▶ _REQUIREMENTS_
Keep every line where the word "text" appears; drop the rest.

(Collected data)

----

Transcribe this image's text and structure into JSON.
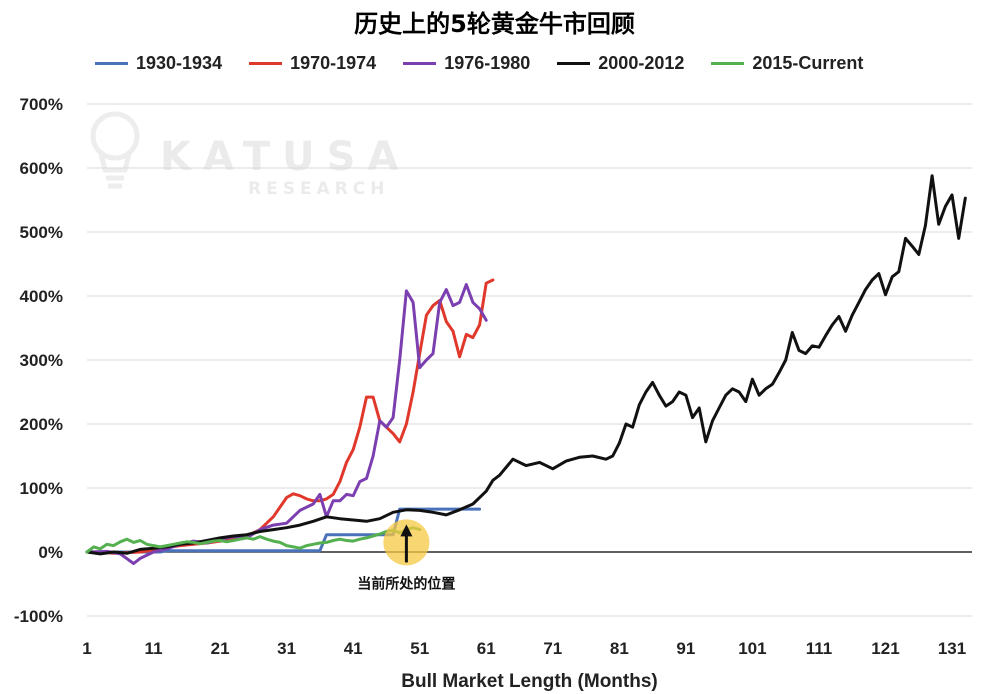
{
  "chart_data": {
    "type": "line",
    "title": "历史上的5轮黄金牛市回顾",
    "xlabel": "Bull Market Length (Months)",
    "ylabel": "",
    "xlim": [
      1,
      134
    ],
    "ylim": [
      -100,
      700
    ],
    "x_ticks": [
      1,
      11,
      21,
      31,
      41,
      51,
      61,
      71,
      81,
      91,
      101,
      111,
      121,
      131
    ],
    "y_ticks": [
      -100,
      0,
      100,
      200,
      300,
      400,
      500,
      600,
      700
    ],
    "y_tick_labels": [
      "-100%",
      "0%",
      "100%",
      "200%",
      "300%",
      "400%",
      "500%",
      "600%",
      "700%"
    ],
    "grid": "horizontal",
    "legend_position": "top",
    "watermark": {
      "main": "KATUSA",
      "sub": "RESEARCH"
    },
    "annotation": {
      "text": "当前所处的位置",
      "x": 49,
      "y": 15
    },
    "series": [
      {
        "name": "1930-1934",
        "color": "#4a72b8",
        "points": [
          [
            1,
            0
          ],
          [
            12,
            0
          ],
          [
            13,
            2
          ],
          [
            36,
            2
          ],
          [
            37,
            27
          ],
          [
            47,
            27
          ],
          [
            48,
            67
          ],
          [
            60,
            67
          ]
        ]
      },
      {
        "name": "1970-1974",
        "color": "#e0382b",
        "points": [
          [
            1,
            0
          ],
          [
            3,
            0
          ],
          [
            5,
            -2
          ],
          [
            7,
            -1
          ],
          [
            9,
            0
          ],
          [
            11,
            3
          ],
          [
            13,
            7
          ],
          [
            15,
            10
          ],
          [
            17,
            12
          ],
          [
            19,
            14
          ],
          [
            21,
            17
          ],
          [
            23,
            20
          ],
          [
            25,
            25
          ],
          [
            27,
            35
          ],
          [
            29,
            55
          ],
          [
            31,
            85
          ],
          [
            32,
            91
          ],
          [
            33,
            88
          ],
          [
            34,
            83
          ],
          [
            35,
            80
          ],
          [
            36,
            80
          ],
          [
            37,
            83
          ],
          [
            38,
            90
          ],
          [
            39,
            110
          ],
          [
            40,
            140
          ],
          [
            41,
            160
          ],
          [
            42,
            195
          ],
          [
            43,
            242
          ],
          [
            44,
            242
          ],
          [
            45,
            205
          ],
          [
            46,
            195
          ],
          [
            47,
            185
          ],
          [
            48,
            172
          ],
          [
            49,
            200
          ],
          [
            50,
            250
          ],
          [
            51,
            310
          ],
          [
            52,
            370
          ],
          [
            53,
            385
          ],
          [
            54,
            393
          ],
          [
            55,
            360
          ],
          [
            56,
            345
          ],
          [
            57,
            305
          ],
          [
            58,
            340
          ],
          [
            59,
            335
          ],
          [
            60,
            355
          ],
          [
            61,
            420
          ],
          [
            62,
            425
          ]
        ]
      },
      {
        "name": "1976-1980",
        "color": "#7b3fb0",
        "points": [
          [
            1,
            0
          ],
          [
            4,
            1
          ],
          [
            6,
            -3
          ],
          [
            8,
            -18
          ],
          [
            9,
            -10
          ],
          [
            11,
            0
          ],
          [
            13,
            5
          ],
          [
            15,
            12
          ],
          [
            17,
            17
          ],
          [
            19,
            14
          ],
          [
            21,
            20
          ],
          [
            23,
            24
          ],
          [
            25,
            22
          ],
          [
            27,
            35
          ],
          [
            29,
            42
          ],
          [
            31,
            45
          ],
          [
            33,
            65
          ],
          [
            35,
            75
          ],
          [
            36,
            90
          ],
          [
            37,
            55
          ],
          [
            38,
            80
          ],
          [
            39,
            80
          ],
          [
            40,
            90
          ],
          [
            41,
            88
          ],
          [
            42,
            110
          ],
          [
            43,
            115
          ],
          [
            44,
            150
          ],
          [
            45,
            205
          ],
          [
            46,
            195
          ],
          [
            47,
            210
          ],
          [
            48,
            300
          ],
          [
            49,
            408
          ],
          [
            50,
            390
          ],
          [
            51,
            288
          ],
          [
            52,
            300
          ],
          [
            53,
            310
          ],
          [
            54,
            390
          ],
          [
            55,
            410
          ],
          [
            56,
            385
          ],
          [
            57,
            390
          ],
          [
            58,
            418
          ],
          [
            59,
            390
          ],
          [
            60,
            380
          ],
          [
            61,
            362
          ]
        ]
      },
      {
        "name": "2000-2012",
        "color": "#111111",
        "points": [
          [
            1,
            0
          ],
          [
            3,
            -3
          ],
          [
            5,
            0
          ],
          [
            7,
            -2
          ],
          [
            9,
            4
          ],
          [
            11,
            6
          ],
          [
            13,
            8
          ],
          [
            15,
            12
          ],
          [
            17,
            14
          ],
          [
            19,
            18
          ],
          [
            21,
            22
          ],
          [
            23,
            25
          ],
          [
            25,
            27
          ],
          [
            27,
            32
          ],
          [
            29,
            35
          ],
          [
            31,
            38
          ],
          [
            33,
            42
          ],
          [
            35,
            48
          ],
          [
            37,
            55
          ],
          [
            39,
            52
          ],
          [
            41,
            50
          ],
          [
            43,
            48
          ],
          [
            45,
            52
          ],
          [
            47,
            62
          ],
          [
            49,
            66
          ],
          [
            51,
            65
          ],
          [
            53,
            62
          ],
          [
            55,
            58
          ],
          [
            57,
            66
          ],
          [
            59,
            75
          ],
          [
            61,
            95
          ],
          [
            62,
            112
          ],
          [
            63,
            120
          ],
          [
            65,
            145
          ],
          [
            67,
            135
          ],
          [
            69,
            140
          ],
          [
            71,
            130
          ],
          [
            73,
            142
          ],
          [
            75,
            148
          ],
          [
            77,
            150
          ],
          [
            79,
            145
          ],
          [
            80,
            150
          ],
          [
            81,
            170
          ],
          [
            82,
            200
          ],
          [
            83,
            195
          ],
          [
            84,
            230
          ],
          [
            85,
            250
          ],
          [
            86,
            265
          ],
          [
            87,
            245
          ],
          [
            88,
            228
          ],
          [
            89,
            235
          ],
          [
            90,
            250
          ],
          [
            91,
            245
          ],
          [
            92,
            210
          ],
          [
            93,
            225
          ],
          [
            94,
            172
          ],
          [
            95,
            205
          ],
          [
            96,
            225
          ],
          [
            97,
            245
          ],
          [
            98,
            255
          ],
          [
            99,
            250
          ],
          [
            100,
            235
          ],
          [
            101,
            270
          ],
          [
            102,
            245
          ],
          [
            103,
            255
          ],
          [
            104,
            262
          ],
          [
            105,
            280
          ],
          [
            106,
            300
          ],
          [
            107,
            343
          ],
          [
            108,
            315
          ],
          [
            109,
            310
          ],
          [
            110,
            322
          ],
          [
            111,
            320
          ],
          [
            112,
            338
          ],
          [
            113,
            355
          ],
          [
            114,
            368
          ],
          [
            115,
            345
          ],
          [
            116,
            370
          ],
          [
            117,
            390
          ],
          [
            118,
            410
          ],
          [
            119,
            425
          ],
          [
            120,
            435
          ],
          [
            121,
            402
          ],
          [
            122,
            430
          ],
          [
            123,
            438
          ],
          [
            124,
            490
          ],
          [
            125,
            478
          ],
          [
            126,
            465
          ],
          [
            127,
            510
          ],
          [
            128,
            588
          ],
          [
            129,
            512
          ],
          [
            130,
            540
          ],
          [
            131,
            558
          ],
          [
            132,
            490
          ],
          [
            133,
            553
          ]
        ]
      },
      {
        "name": "2015-Current",
        "color": "#55b050",
        "points": [
          [
            1,
            0
          ],
          [
            2,
            8
          ],
          [
            3,
            5
          ],
          [
            4,
            12
          ],
          [
            5,
            10
          ],
          [
            6,
            16
          ],
          [
            7,
            20
          ],
          [
            8,
            15
          ],
          [
            9,
            18
          ],
          [
            10,
            12
          ],
          [
            11,
            10
          ],
          [
            12,
            8
          ],
          [
            13,
            10
          ],
          [
            14,
            12
          ],
          [
            15,
            14
          ],
          [
            16,
            16
          ],
          [
            17,
            15
          ],
          [
            18,
            13
          ],
          [
            19,
            15
          ],
          [
            20,
            17
          ],
          [
            21,
            18
          ],
          [
            22,
            16
          ],
          [
            23,
            18
          ],
          [
            24,
            20
          ],
          [
            25,
            22
          ],
          [
            26,
            20
          ],
          [
            27,
            24
          ],
          [
            28,
            20
          ],
          [
            29,
            17
          ],
          [
            30,
            15
          ],
          [
            31,
            10
          ],
          [
            32,
            8
          ],
          [
            33,
            6
          ],
          [
            34,
            10
          ],
          [
            35,
            12
          ],
          [
            36,
            14
          ],
          [
            37,
            15
          ],
          [
            38,
            18
          ],
          [
            39,
            20
          ],
          [
            40,
            18
          ],
          [
            41,
            17
          ],
          [
            42,
            20
          ],
          [
            43,
            22
          ],
          [
            44,
            25
          ],
          [
            45,
            28
          ],
          [
            46,
            32
          ],
          [
            47,
            34
          ],
          [
            48,
            30
          ],
          [
            49,
            35
          ],
          [
            50,
            38
          ],
          [
            51,
            35
          ]
        ]
      }
    ]
  }
}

----

▶ _TASK OUTPUT_
Transcribe this image's text and structure into JSON.
      "text": "当前所处的位置",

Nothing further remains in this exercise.